(Recorded data):

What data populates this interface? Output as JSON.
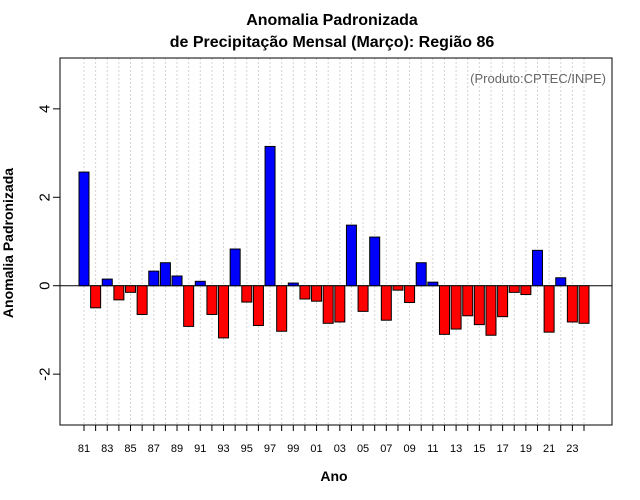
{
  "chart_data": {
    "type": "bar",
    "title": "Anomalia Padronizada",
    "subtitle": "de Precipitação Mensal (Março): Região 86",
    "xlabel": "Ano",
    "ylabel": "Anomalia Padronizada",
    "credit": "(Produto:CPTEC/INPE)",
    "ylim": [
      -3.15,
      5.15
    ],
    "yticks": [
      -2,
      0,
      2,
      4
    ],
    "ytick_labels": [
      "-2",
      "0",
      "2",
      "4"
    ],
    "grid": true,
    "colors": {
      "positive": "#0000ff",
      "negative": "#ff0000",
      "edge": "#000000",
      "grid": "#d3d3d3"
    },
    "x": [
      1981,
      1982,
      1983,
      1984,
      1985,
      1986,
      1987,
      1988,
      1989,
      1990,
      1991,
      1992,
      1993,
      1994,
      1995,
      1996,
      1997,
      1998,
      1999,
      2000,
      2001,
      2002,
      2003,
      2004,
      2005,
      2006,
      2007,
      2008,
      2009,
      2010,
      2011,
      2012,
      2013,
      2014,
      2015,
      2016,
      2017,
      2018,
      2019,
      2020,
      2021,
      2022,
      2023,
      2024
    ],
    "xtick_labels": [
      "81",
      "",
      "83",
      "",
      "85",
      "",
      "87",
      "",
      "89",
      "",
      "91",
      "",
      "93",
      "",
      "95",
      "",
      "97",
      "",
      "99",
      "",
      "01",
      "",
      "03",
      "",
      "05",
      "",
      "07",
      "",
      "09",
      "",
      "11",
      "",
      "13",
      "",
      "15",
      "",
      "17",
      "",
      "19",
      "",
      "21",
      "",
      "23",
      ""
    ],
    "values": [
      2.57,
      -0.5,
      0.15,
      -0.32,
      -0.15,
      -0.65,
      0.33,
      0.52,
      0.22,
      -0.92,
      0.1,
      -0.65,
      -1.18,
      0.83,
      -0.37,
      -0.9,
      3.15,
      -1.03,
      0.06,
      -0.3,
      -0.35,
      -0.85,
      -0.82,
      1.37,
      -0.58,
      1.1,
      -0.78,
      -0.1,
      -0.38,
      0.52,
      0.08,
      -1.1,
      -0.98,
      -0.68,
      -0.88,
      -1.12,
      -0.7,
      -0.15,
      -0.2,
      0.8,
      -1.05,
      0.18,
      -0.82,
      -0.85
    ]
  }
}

(Challenge): Copy every line from the records above that contains the word "Anomalia".

(Written answer):
    "title": "Anomalia Padronizada",
    "ylabel": "Anomalia Padronizada",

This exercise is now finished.